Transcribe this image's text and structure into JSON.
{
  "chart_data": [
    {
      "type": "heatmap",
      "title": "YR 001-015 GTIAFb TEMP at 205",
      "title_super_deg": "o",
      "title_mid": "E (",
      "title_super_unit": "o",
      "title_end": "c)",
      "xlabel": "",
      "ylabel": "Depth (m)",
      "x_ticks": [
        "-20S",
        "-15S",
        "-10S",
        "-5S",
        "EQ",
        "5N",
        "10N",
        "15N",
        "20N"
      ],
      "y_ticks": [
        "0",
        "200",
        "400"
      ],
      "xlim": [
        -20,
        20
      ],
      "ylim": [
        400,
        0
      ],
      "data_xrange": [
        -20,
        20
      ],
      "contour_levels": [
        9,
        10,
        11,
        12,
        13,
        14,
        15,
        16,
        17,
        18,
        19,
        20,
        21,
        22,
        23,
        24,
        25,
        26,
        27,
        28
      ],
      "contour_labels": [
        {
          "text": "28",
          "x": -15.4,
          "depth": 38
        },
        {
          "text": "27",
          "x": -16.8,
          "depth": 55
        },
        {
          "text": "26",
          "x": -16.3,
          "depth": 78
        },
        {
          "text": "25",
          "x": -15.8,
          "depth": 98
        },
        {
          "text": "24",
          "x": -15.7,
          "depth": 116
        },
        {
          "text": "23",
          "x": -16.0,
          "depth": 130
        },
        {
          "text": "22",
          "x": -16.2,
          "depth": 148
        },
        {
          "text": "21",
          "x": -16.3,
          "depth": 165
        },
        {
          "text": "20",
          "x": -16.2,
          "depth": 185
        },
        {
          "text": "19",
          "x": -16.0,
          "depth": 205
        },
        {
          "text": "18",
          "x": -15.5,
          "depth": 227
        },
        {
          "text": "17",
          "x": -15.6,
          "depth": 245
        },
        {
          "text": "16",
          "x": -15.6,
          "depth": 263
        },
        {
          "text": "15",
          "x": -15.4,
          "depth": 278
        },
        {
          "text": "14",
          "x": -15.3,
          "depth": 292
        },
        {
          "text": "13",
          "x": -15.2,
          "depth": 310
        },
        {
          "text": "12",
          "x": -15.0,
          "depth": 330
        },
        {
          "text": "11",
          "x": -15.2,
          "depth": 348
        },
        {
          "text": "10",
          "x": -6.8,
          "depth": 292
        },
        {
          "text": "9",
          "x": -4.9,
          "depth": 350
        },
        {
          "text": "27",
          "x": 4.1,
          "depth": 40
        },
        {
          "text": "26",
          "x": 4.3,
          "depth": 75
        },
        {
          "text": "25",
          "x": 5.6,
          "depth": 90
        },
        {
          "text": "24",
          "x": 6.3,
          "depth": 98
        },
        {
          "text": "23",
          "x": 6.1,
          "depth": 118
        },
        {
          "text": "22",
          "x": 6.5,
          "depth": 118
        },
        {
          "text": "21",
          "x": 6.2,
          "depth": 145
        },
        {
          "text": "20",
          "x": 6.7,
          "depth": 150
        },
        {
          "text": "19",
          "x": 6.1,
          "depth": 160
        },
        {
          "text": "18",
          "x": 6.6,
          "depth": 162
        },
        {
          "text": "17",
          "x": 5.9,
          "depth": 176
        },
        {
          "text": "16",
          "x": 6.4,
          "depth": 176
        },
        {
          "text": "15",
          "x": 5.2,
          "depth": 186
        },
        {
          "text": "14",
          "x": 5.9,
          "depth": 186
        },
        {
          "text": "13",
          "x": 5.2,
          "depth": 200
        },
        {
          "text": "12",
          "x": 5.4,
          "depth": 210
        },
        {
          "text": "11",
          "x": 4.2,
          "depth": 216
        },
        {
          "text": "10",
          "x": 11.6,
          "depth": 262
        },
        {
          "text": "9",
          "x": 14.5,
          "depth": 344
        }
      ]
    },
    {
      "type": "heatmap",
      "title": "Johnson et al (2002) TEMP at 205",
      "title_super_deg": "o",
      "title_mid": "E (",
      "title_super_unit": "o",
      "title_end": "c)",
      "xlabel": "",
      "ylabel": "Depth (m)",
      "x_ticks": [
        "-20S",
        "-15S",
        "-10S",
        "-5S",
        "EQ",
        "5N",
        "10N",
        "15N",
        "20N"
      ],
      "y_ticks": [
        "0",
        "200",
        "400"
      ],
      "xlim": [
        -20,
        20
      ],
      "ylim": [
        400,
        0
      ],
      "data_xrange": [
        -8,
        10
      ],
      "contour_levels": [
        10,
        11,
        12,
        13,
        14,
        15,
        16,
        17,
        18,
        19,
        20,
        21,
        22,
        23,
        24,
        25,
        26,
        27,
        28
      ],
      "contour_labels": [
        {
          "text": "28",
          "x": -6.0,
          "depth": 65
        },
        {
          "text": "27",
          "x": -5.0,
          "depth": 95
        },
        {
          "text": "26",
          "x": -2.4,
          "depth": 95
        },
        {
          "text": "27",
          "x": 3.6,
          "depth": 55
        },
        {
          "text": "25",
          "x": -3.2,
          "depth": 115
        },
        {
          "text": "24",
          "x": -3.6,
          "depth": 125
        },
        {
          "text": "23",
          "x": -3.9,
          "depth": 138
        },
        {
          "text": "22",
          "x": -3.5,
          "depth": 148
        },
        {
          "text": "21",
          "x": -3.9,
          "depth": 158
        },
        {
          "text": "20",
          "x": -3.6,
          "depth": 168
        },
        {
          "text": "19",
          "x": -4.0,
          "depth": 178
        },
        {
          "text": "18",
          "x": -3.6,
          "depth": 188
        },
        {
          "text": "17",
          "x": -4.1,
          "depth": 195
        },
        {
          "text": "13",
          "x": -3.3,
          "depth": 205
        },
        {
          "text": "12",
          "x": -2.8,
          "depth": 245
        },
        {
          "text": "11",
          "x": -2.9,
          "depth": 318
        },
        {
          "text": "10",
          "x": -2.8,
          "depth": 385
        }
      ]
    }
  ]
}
+ + + + + + +
Using the listing above, retype each line exactly.

Transcribe this image's text and structure into JSON.
{
  "chart_data": [
    {
      "type": "heatmap",
      "title": "YR 001-015 GTIAFb TEMP at 205",
      "title_super_deg": "o",
      "title_mid": "E (",
      "title_super_unit": "o",
      "title_end": "c)",
      "xlabel": "",
      "ylabel": "Depth (m)",
      "x_ticks": [
        "-20S",
        "-15S",
        "-10S",
        "-5S",
        "EQ",
        "5N",
        "10N",
        "15N",
        "20N"
      ],
      "y_ticks": [
        "0",
        "200",
        "400"
      ],
      "xlim": [
        -20,
        20
      ],
      "ylim": [
        400,
        0
      ],
      "data_xrange": [
        -20,
        20
      ],
      "contour_levels": [
        9,
        10,
        11,
        12,
        13,
        14,
        15,
        16,
        17,
        18,
        19,
        20,
        21,
        22,
        23,
        24,
        25,
        26,
        27,
        28
      ],
      "contour_labels": [
        {
          "text": "28",
          "x": -15.4,
          "depth": 38
        },
        {
          "text": "27",
          "x": -16.8,
          "depth": 55
        },
        {
          "text": "26",
          "x": -16.3,
          "depth": 78
        },
        {
          "text": "25",
          "x": -15.8,
          "depth": 98
        },
        {
          "text": "24",
          "x": -15.7,
          "depth": 116
        },
        {
          "text": "23",
          "x": -16.0,
          "depth": 130
        },
        {
          "text": "22",
          "x": -16.2,
          "depth": 148
        },
        {
          "text": "21",
          "x": -16.3,
          "depth": 165
        },
        {
          "text": "20",
          "x": -16.2,
          "depth": 185
        },
        {
          "text": "19",
          "x": -16.0,
          "depth": 205
        },
        {
          "text": "18",
          "x": -15.5,
          "depth": 227
        },
        {
          "text": "17",
          "x": -15.6,
          "depth": 245
        },
        {
          "text": "16",
          "x": -15.6,
          "depth": 263
        },
        {
          "text": "15",
          "x": -15.4,
          "depth": 278
        },
        {
          "text": "14",
          "x": -15.3,
          "depth": 292
        },
        {
          "text": "13",
          "x": -15.2,
          "depth": 310
        },
        {
          "text": "12",
          "x": -15.0,
          "depth": 330
        },
        {
          "text": "11",
          "x": -15.2,
          "depth": 348
        },
        {
          "text": "10",
          "x": -6.8,
          "depth": 292
        },
        {
          "text": "9",
          "x": -4.9,
          "depth": 350
        },
        {
          "text": "27",
          "x": 4.1,
          "depth": 40
        },
        {
          "text": "26",
          "x": 4.3,
          "depth": 75
        },
        {
          "text": "25",
          "x": 5.6,
          "depth": 90
        },
        {
          "text": "24",
          "x": 6.3,
          "depth": 98
        },
        {
          "text": "23",
          "x": 6.1,
          "depth": 118
        },
        {
          "text": "22",
          "x": 6.5,
          "depth": 118
        },
        {
          "text": "21",
          "x": 6.2,
          "depth": 145
        },
        {
          "text": "20",
          "x": 6.7,
          "depth": 150
        },
        {
          "text": "19",
          "x": 6.1,
          "depth": 160
        },
        {
          "text": "18",
          "x": 6.6,
          "depth": 162
        },
        {
          "text": "17",
          "x": 5.9,
          "depth": 176
        },
        {
          "text": "16",
          "x": 6.4,
          "depth": 176
        },
        {
          "text": "15",
          "x": 5.2,
          "depth": 186
        },
        {
          "text": "14",
          "x": 5.9,
          "depth": 186
        },
        {
          "text": "13",
          "x": 5.2,
          "depth": 200
        },
        {
          "text": "12",
          "x": 5.4,
          "depth": 210
        },
        {
          "text": "11",
          "x": 4.2,
          "depth": 216
        },
        {
          "text": "10",
          "x": 11.6,
          "depth": 262
        },
        {
          "text": "9",
          "x": 14.5,
          "depth": 344
        }
      ]
    },
    {
      "type": "heatmap",
      "title": "Johnson et al (2002) TEMP at 205",
      "title_super_deg": "o",
      "title_mid": "E (",
      "title_super_unit": "o",
      "title_end": "c)",
      "xlabel": "",
      "ylabel": "Depth (m)",
      "x_ticks": [
        "-20S",
        "-15S",
        "-10S",
        "-5S",
        "EQ",
        "5N",
        "10N",
        "15N",
        "20N"
      ],
      "y_ticks": [
        "0",
        "200",
        "400"
      ],
      "xlim": [
        -20,
        20
      ],
      "ylim": [
        400,
        0
      ],
      "data_xrange": [
        -8,
        10
      ],
      "contour_levels": [
        10,
        11,
        12,
        13,
        14,
        15,
        16,
        17,
        18,
        19,
        20,
        21,
        22,
        23,
        24,
        25,
        26,
        27,
        28
      ],
      "contour_labels": [
        {
          "text": "28",
          "x": -6.0,
          "depth": 65
        },
        {
          "text": "27",
          "x": -5.0,
          "depth": 95
        },
        {
          "text": "26",
          "x": -2.4,
          "depth": 95
        },
        {
          "text": "27",
          "x": 3.6,
          "depth": 55
        },
        {
          "text": "25",
          "x": -3.2,
          "depth": 115
        },
        {
          "text": "24",
          "x": -3.6,
          "depth": 125
        },
        {
          "text": "23",
          "x": -3.9,
          "depth": 138
        },
        {
          "text": "22",
          "x": -3.5,
          "depth": 148
        },
        {
          "text": "21",
          "x": -3.9,
          "depth": 158
        },
        {
          "text": "20",
          "x": -3.6,
          "depth": 168
        },
        {
          "text": "19",
          "x": -4.0,
          "depth": 178
        },
        {
          "text": "18",
          "x": -3.6,
          "depth": 188
        },
        {
          "text": "17",
          "x": -4.1,
          "depth": 195
        },
        {
          "text": "13",
          "x": -3.3,
          "depth": 205
        },
        {
          "text": "12",
          "x": -2.8,
          "depth": 245
        },
        {
          "text": "11",
          "x": -2.9,
          "depth": 318
        },
        {
          "text": "10",
          "x": -2.8,
          "depth": 385
        }
      ]
    }
  ]
}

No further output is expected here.